-- START GIVEN RECORDS --
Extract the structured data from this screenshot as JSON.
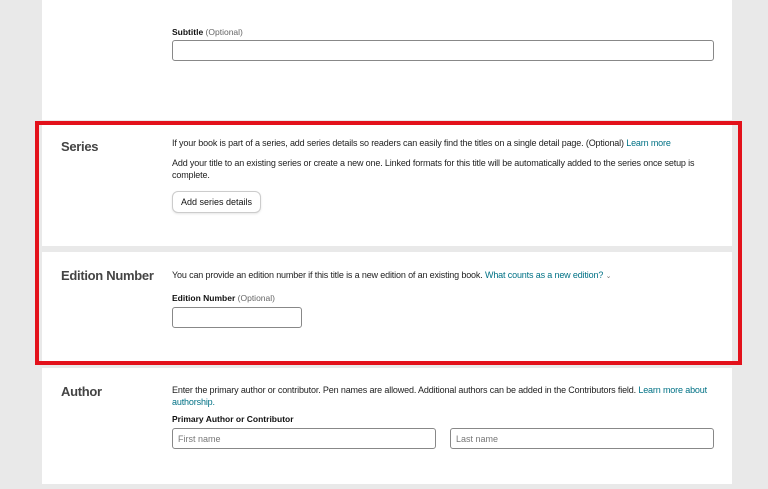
{
  "subtitle": {
    "label": "Subtitle",
    "optional": "(Optional)",
    "value": ""
  },
  "series": {
    "heading": "Series",
    "text1": "If your book is part of a series, add series details so readers can easily find the titles on a single detail page. (Optional)",
    "learn_more": "Learn more",
    "text2": "Add your title to an existing series or create a new one. Linked formats for this title will be automatically added to the series once setup is complete.",
    "button": "Add series details"
  },
  "edition": {
    "heading": "Edition Number",
    "text": "You can provide an edition number if this title is a new edition of an existing book.",
    "link": "What counts as a new edition?",
    "chevron": "⌄",
    "label": "Edition Number",
    "optional": "(Optional)",
    "value": ""
  },
  "author": {
    "heading": "Author",
    "text": "Enter the primary author or contributor. Pen names are allowed. Additional authors can be added in the Contributors field.",
    "link": "Learn more about authorship.",
    "label": "Primary Author or Contributor",
    "first_placeholder": "First name",
    "last_placeholder": "Last name"
  },
  "highlight_color": "#e3111b"
}
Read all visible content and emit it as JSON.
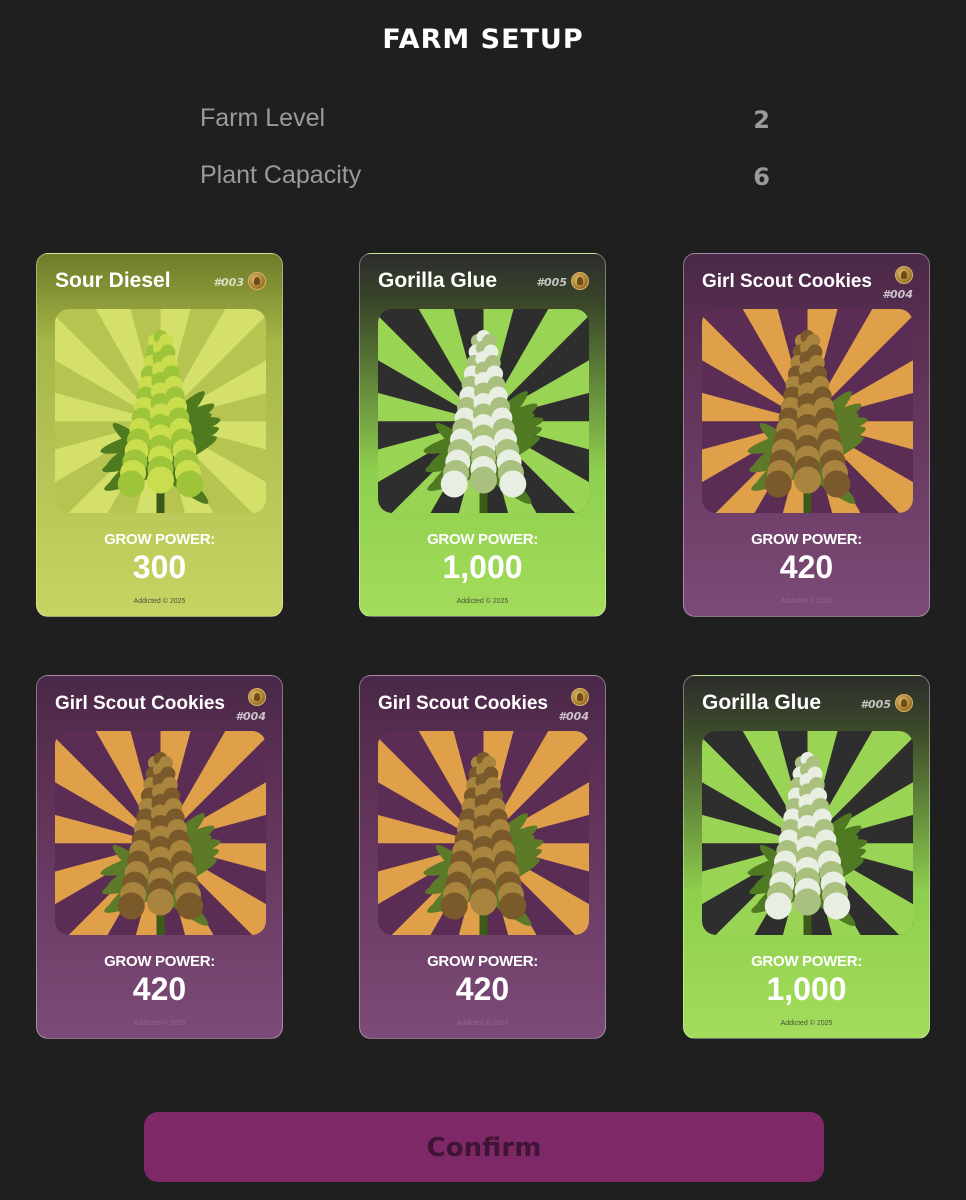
{
  "header": {
    "title": "FARM SETUP"
  },
  "stats": [
    {
      "label": "Farm Level",
      "value": "2"
    },
    {
      "label": "Plant Capacity",
      "value": "6"
    }
  ],
  "cards": [
    {
      "name": "Sour Diesel",
      "id": "#003",
      "theme": "yellow",
      "grow_power_label": "GROW POWER:",
      "grow_power": "300",
      "footer": "Addicted © 2025"
    },
    {
      "name": "Gorilla Glue",
      "id": "#005",
      "theme": "green",
      "grow_power_label": "GROW POWER:",
      "grow_power": "1,000",
      "footer": "Addicted © 2025"
    },
    {
      "name": "Girl Scout Cookies",
      "id": "#004",
      "theme": "purple",
      "grow_power_label": "GROW POWER:",
      "grow_power": "420",
      "footer": "Addicted © 2025"
    },
    {
      "name": "Girl Scout Cookies",
      "id": "#004",
      "theme": "purple",
      "grow_power_label": "GROW POWER:",
      "grow_power": "420",
      "footer": "Addicted © 2025"
    },
    {
      "name": "Girl Scout Cookies",
      "id": "#004",
      "theme": "purple",
      "grow_power_label": "GROW POWER:",
      "grow_power": "420",
      "footer": "Addicted © 2025"
    },
    {
      "name": "Gorilla Glue",
      "id": "#005",
      "theme": "green",
      "grow_power_label": "GROW POWER:",
      "grow_power": "1,000",
      "footer": "Addicted © 2025"
    }
  ],
  "confirm_button": {
    "label": "Confirm"
  },
  "colors": {
    "background": "#1f1f1f",
    "confirm_bg": "#7e2868",
    "confirm_text": "#3f1435",
    "theme_yellow": "#b5c454",
    "theme_green": "#98d552",
    "theme_purple": "#6e3e69"
  },
  "icons": {
    "card_badge": "coin-leaf-icon",
    "card_art": "cannabis-plant-icon"
  }
}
-- END GIVEN RECORDS --
WHAT THE TASK ASKS:
Only the lines from the one containing "Read all visible content and emit it as JSON." through the last line of the entries above belong in the copy; reproduce them exactly and drop every picture.

WORKED SOLUTION:
Read all visible content and emit it as JSON.
{
  "header": {
    "title": "FARM SETUP"
  },
  "stats": [
    {
      "label": "Farm Level",
      "value": "2"
    },
    {
      "label": "Plant Capacity",
      "value": "6"
    }
  ],
  "cards": [
    {
      "name": "Sour Diesel",
      "id": "#003",
      "theme": "yellow",
      "grow_power_label": "GROW POWER:",
      "grow_power": "300",
      "footer": "Addicted © 2025"
    },
    {
      "name": "Gorilla Glue",
      "id": "#005",
      "theme": "green",
      "grow_power_label": "GROW POWER:",
      "grow_power": "1,000",
      "footer": "Addicted © 2025"
    },
    {
      "name": "Girl Scout Cookies",
      "id": "#004",
      "theme": "purple",
      "grow_power_label": "GROW POWER:",
      "grow_power": "420",
      "footer": "Addicted © 2025"
    },
    {
      "name": "Girl Scout Cookies",
      "id": "#004",
      "theme": "purple",
      "grow_power_label": "GROW POWER:",
      "grow_power": "420",
      "footer": "Addicted © 2025"
    },
    {
      "name": "Girl Scout Cookies",
      "id": "#004",
      "theme": "purple",
      "grow_power_label": "GROW POWER:",
      "grow_power": "420",
      "footer": "Addicted © 2025"
    },
    {
      "name": "Gorilla Glue",
      "id": "#005",
      "theme": "green",
      "grow_power_label": "GROW POWER:",
      "grow_power": "1,000",
      "footer": "Addicted © 2025"
    }
  ],
  "confirm_button": {
    "label": "Confirm"
  },
  "colors": {
    "background": "#1f1f1f",
    "confirm_bg": "#7e2868",
    "confirm_text": "#3f1435",
    "theme_yellow": "#b5c454",
    "theme_green": "#98d552",
    "theme_purple": "#6e3e69"
  },
  "icons": {
    "card_badge": "coin-leaf-icon",
    "card_art": "cannabis-plant-icon"
  }
}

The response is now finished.